* **EXERCISE TASK 1**: List every abbreviation that appears in parentheses in the article on IFRS and accountants, along with the full name each one stands for in the article.
* **EXERCISE TASK 2**: Echo the article on IFRS and accountants word for word, from "Financial statements need" up to and including "information in financial statements.".

* **SUPPLIED TEXT**:
IFRS: new challenges, new opportunities for accountants


Financial statements need the input of more stakeholders than accountants, and accountants, too, need to think more broadly – their skill set is becoming more valuable as the need for better communication and broader valuation expertise becomes a normal part of the job.

Accounting standards are designed to make the principles and requirements clearer for financial report preparers and investors alike. International-based financial reporting (IFRS) continues to evolve as standard-setters seek to address the demand for more and better information in financial statements.

Debate continues around what should be in the hard numbers and what should be in the commentary accompanying financial statements. Corporate value associated with intangibles remains a challenging area for capture in financial statements. What is the effect of climate change on corporate bottom lines, and should cryptocurrencies be included as assets?

Sue Lloyd, vice-chair of the London-based International Accounting Standards Board (IASB), and Kris Peach FCPA, chair and CEO of the Australian Accounting Standards Board (AASB) have overseen some major changes in accounting standards in recent years, and they can see new challenges on the horizon for the profession.

Lloyd says that because of the way the new standards are written, being a good accountant requires enhanced skills, such as a better understanding of risk management – expected credit losses for example.

* **GIVEN INFORMATION**:
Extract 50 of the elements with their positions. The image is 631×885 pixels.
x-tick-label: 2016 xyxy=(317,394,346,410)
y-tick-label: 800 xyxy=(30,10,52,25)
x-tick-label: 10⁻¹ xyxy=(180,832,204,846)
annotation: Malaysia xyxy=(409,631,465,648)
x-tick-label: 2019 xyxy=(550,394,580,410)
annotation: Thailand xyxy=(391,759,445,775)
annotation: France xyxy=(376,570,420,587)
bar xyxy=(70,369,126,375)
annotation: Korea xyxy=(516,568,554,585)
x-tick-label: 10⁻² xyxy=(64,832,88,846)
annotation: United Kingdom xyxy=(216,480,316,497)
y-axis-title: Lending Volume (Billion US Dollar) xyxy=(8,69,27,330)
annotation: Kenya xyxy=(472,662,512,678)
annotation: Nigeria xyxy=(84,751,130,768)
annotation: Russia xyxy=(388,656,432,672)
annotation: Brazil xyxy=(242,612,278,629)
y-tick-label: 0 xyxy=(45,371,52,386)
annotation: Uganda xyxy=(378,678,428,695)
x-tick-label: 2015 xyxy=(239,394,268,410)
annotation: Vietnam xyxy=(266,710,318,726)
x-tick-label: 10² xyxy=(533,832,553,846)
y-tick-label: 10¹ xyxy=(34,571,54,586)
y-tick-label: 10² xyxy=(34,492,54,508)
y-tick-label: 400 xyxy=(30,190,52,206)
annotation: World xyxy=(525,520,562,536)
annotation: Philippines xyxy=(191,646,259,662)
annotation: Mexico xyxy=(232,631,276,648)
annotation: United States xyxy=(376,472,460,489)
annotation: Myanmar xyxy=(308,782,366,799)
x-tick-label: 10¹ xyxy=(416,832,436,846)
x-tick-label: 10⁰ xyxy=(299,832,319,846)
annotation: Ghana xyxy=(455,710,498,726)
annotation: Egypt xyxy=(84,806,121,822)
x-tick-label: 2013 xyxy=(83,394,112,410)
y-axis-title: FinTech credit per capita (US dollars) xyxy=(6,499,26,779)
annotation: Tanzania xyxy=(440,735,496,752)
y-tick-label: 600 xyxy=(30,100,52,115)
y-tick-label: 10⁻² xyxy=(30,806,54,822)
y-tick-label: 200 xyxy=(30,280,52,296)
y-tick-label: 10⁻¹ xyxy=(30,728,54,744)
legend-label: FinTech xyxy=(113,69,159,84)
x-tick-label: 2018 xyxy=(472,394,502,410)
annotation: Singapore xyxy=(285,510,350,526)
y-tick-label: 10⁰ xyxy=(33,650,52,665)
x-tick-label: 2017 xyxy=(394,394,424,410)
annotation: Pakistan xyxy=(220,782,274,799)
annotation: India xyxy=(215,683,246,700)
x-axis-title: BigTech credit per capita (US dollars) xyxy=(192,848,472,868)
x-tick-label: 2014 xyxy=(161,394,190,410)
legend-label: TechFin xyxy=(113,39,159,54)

* **FULL ANSWER 1**:
- IFRS: International-based financial reporting
- IASB: International Accounting Standards Board
- AASB: Australian Accounting Standards Board

* **FULL ANSWER 2**:
Financial statements need the input of more stakeholders than accountants, and accountants, too, need to think more broadly – their skill set is becoming more valuable as the need for better communication and broader valuation expertise becomes a normal part of the job.

Accounting standards are designed to make the principles and requirements clearer for financial report preparers and investors alike. International-based financial reporting (IFRS) continues to evolve as standard-setters seek to address the demand for more and better information in financial statements.